[Set problem] Lay out the stretch of entries from the start of the entries through the line containing "x-tick [307, 815, 308, 823]" as a JSON list of strings, one string per line and blank lines omitted.

[start Stored records]

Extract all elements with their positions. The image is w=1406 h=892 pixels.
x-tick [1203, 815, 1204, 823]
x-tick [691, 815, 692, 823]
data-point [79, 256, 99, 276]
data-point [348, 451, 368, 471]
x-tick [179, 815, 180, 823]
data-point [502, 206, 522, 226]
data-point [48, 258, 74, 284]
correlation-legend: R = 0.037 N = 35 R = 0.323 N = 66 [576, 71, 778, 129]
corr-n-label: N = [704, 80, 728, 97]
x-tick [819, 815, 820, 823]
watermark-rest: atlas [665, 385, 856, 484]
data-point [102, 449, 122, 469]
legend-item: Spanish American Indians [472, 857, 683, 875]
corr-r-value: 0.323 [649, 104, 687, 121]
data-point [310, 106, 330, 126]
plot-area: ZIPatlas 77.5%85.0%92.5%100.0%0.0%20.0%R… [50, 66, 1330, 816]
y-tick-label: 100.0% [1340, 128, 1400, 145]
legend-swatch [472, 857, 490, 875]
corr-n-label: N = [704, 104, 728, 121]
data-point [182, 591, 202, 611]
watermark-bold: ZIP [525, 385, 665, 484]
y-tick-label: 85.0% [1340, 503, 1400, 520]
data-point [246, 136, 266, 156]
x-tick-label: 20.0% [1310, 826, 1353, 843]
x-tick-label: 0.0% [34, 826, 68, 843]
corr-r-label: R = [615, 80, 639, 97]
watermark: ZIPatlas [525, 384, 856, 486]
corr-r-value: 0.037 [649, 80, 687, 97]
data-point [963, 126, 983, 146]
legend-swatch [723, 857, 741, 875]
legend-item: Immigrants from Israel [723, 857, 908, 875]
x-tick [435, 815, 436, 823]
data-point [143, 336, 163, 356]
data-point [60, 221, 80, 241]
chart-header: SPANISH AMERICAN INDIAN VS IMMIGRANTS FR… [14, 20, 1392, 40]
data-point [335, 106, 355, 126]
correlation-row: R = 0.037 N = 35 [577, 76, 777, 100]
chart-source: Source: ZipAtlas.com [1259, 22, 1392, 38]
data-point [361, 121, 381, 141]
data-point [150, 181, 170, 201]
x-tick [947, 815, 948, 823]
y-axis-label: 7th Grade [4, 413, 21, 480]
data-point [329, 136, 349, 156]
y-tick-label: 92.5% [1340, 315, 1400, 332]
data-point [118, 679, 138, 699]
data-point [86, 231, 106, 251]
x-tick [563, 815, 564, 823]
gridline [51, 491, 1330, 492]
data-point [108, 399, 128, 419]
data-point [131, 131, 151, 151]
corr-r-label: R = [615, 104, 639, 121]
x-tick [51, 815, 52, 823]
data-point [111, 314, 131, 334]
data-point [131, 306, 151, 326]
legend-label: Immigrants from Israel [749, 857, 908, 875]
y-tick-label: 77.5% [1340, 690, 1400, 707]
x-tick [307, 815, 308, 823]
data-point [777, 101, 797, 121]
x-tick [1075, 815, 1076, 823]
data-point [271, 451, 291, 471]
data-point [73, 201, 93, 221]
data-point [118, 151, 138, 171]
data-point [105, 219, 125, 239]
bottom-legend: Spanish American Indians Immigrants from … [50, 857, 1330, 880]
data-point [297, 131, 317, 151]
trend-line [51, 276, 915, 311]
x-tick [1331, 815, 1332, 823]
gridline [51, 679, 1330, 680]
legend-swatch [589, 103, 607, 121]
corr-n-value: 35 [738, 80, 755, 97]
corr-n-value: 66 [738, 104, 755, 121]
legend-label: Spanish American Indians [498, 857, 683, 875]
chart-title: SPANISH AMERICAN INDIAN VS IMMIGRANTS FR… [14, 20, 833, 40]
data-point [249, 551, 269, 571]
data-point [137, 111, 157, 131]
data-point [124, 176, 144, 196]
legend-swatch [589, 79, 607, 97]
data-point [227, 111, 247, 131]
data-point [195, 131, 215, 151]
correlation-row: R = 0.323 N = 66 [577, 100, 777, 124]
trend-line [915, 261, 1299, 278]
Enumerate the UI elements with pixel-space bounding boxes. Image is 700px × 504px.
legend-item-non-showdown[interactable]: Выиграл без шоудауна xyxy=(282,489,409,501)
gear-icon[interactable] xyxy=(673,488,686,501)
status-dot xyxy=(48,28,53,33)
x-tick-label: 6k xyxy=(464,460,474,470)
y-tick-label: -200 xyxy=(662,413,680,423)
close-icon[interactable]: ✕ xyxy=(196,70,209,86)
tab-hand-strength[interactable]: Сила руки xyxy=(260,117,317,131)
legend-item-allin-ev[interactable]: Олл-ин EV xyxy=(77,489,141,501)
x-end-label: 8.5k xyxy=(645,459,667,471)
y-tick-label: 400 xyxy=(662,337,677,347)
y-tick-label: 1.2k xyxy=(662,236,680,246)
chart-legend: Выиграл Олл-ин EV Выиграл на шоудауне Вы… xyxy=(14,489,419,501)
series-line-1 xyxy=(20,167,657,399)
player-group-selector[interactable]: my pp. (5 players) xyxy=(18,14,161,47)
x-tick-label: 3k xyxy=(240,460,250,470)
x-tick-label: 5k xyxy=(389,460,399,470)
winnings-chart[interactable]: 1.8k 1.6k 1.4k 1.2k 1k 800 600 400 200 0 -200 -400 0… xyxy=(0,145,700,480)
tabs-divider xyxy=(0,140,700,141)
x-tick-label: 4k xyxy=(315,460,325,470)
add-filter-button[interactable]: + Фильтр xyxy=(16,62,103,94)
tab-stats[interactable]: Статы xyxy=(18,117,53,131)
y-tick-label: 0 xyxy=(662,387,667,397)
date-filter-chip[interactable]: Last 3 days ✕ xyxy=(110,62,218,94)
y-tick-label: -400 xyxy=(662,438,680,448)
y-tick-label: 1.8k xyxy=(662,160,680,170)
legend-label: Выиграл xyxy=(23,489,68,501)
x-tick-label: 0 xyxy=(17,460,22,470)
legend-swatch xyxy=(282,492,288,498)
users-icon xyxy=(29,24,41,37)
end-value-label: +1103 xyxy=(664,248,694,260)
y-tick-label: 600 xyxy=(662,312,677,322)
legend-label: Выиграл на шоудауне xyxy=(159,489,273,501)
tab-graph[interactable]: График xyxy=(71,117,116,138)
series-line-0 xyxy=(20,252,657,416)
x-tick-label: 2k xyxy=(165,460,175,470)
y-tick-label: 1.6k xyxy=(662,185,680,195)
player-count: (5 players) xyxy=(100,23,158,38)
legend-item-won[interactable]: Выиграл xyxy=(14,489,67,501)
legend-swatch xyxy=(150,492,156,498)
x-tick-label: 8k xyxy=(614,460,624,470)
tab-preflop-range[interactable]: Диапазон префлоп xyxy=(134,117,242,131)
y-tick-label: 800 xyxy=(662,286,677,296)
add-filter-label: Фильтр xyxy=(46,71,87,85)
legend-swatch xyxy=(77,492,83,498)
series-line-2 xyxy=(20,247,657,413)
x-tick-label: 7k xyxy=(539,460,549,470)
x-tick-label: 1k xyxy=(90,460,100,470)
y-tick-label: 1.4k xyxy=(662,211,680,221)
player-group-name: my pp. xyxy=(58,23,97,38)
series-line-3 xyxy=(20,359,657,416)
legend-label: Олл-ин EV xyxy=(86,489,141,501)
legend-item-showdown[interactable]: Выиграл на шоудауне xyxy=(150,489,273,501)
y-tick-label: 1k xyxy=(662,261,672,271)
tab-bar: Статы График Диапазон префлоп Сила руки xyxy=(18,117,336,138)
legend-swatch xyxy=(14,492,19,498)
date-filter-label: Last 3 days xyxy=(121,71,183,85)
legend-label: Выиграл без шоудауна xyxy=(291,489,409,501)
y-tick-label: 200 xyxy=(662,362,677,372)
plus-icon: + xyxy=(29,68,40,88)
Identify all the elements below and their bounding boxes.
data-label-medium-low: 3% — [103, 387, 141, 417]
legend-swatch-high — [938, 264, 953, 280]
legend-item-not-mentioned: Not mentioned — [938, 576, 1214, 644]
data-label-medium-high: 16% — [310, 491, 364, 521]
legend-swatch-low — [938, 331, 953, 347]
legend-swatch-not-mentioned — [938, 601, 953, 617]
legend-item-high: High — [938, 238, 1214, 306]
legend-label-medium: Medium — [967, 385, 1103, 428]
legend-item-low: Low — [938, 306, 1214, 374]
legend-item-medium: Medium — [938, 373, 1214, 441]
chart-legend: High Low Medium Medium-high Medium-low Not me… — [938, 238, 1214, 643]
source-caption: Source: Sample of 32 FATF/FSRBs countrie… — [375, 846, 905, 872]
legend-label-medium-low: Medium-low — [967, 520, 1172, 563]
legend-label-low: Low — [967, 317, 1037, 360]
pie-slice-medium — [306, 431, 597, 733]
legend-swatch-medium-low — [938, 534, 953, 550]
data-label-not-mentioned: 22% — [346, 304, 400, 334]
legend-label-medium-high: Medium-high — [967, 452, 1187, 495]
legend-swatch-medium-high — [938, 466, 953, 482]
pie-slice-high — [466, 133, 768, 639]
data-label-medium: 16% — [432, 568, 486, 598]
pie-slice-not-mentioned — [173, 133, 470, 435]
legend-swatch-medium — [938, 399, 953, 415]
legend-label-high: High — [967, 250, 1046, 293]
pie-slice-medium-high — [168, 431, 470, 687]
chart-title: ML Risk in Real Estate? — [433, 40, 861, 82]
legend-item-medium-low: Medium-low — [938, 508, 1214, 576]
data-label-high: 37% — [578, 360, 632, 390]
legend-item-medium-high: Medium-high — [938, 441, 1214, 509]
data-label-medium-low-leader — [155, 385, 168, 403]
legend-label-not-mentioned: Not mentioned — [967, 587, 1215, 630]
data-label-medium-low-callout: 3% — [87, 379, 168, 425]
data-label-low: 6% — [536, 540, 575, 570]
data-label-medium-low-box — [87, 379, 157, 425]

[end Stored records]

[Answer below]
[
  "Extract all elements with their positions. The image is w=1406 h=892 pixels.",
  "x-tick [1203, 815, 1204, 823]",
  "x-tick [691, 815, 692, 823]",
  "data-point [79, 256, 99, 276]",
  "data-point [348, 451, 368, 471]",
  "x-tick [179, 815, 180, 823]",
  "data-point [502, 206, 522, 226]",
  "data-point [48, 258, 74, 284]",
  "correlation-legend: R = 0.037 N = 35 R = 0.323 N = 66 [576, 71, 778, 129]",
  "corr-n-label: N = [704, 80, 728, 97]",
  "x-tick [819, 815, 820, 823]",
  "watermark-rest: atlas [665, 385, 856, 484]",
  "data-point [102, 449, 122, 469]",
  "legend-item: Spanish American Indians [472, 857, 683, 875]",
  "corr-r-value: 0.323 [649, 104, 687, 121]",
  "data-point [310, 106, 330, 126]",
  "plot-area: ZIPatlas 77.5%85.0%92.5%100.0%0.0%20.0%R… [50, 66, 1330, 816]",
  "y-tick-label: 100.0% [1340, 128, 1400, 145]",
  "legend-swatch [472, 857, 490, 875]",
  "corr-n-label: N = [704, 104, 728, 121]",
  "data-point [182, 591, 202, 611]",
  "watermark-bold: ZIP [525, 385, 665, 484]",
  "y-tick-label: 85.0% [1340, 503, 1400, 520]",
  "data-point [246, 136, 266, 156]",
  "x-tick-label: 20.0% [1310, 826, 1353, 843]",
  "x-tick-label: 0.0% [34, 826, 68, 843]",
  "corr-r-label: R = [615, 80, 639, 97]",
  "watermark: ZIPatlas [525, 384, 856, 486]",
  "corr-r-value: 0.037 [649, 80, 687, 97]",
  "data-point [963, 126, 983, 146]",
  "legend-swatch [723, 857, 741, 875]",
  "legend-item: Immigrants from Israel [723, 857, 908, 875]",
  "x-tick [435, 815, 436, 823]",
  "data-point [143, 336, 163, 356]",
  "data-point [60, 221, 80, 241]",
  "chart-header: SPANISH AMERICAN INDIAN VS IMMIGRANTS FR… [14, 20, 1392, 40]",
  "data-point [335, 106, 355, 126]",
  "correlation-row: R = 0.037 N = 35 [577, 76, 777, 100]",
  "chart-source: Source: ZipAtlas.com [1259, 22, 1392, 38]",
  "data-point [361, 121, 381, 141]",
  "data-point [150, 181, 170, 201]",
  "x-tick [947, 815, 948, 823]",
  "y-axis-label: 7th Grade [4, 413, 21, 480]",
  "data-point [329, 136, 349, 156]",
  "y-tick-label: 92.5% [1340, 315, 1400, 332]",
  "data-point [118, 679, 138, 699]",
  "data-point [86, 231, 106, 251]",
  "x-tick [563, 815, 564, 823]",
  "gridline [51, 491, 1330, 492]",
  "data-point [108, 399, 128, 419]",
  "data-point [131, 131, 151, 151]",
  "corr-r-label: R = [615, 104, 639, 121]",
  "x-tick [51, 815, 52, 823]",
  "data-point [111, 314, 131, 334]",
  "data-point [131, 306, 151, 326]",
  "legend-label: Immigrants from Israel [749, 857, 908, 875]",
  "y-tick-label: 77.5% [1340, 690, 1400, 707]",
  "x-tick [307, 815, 308, 823]"
]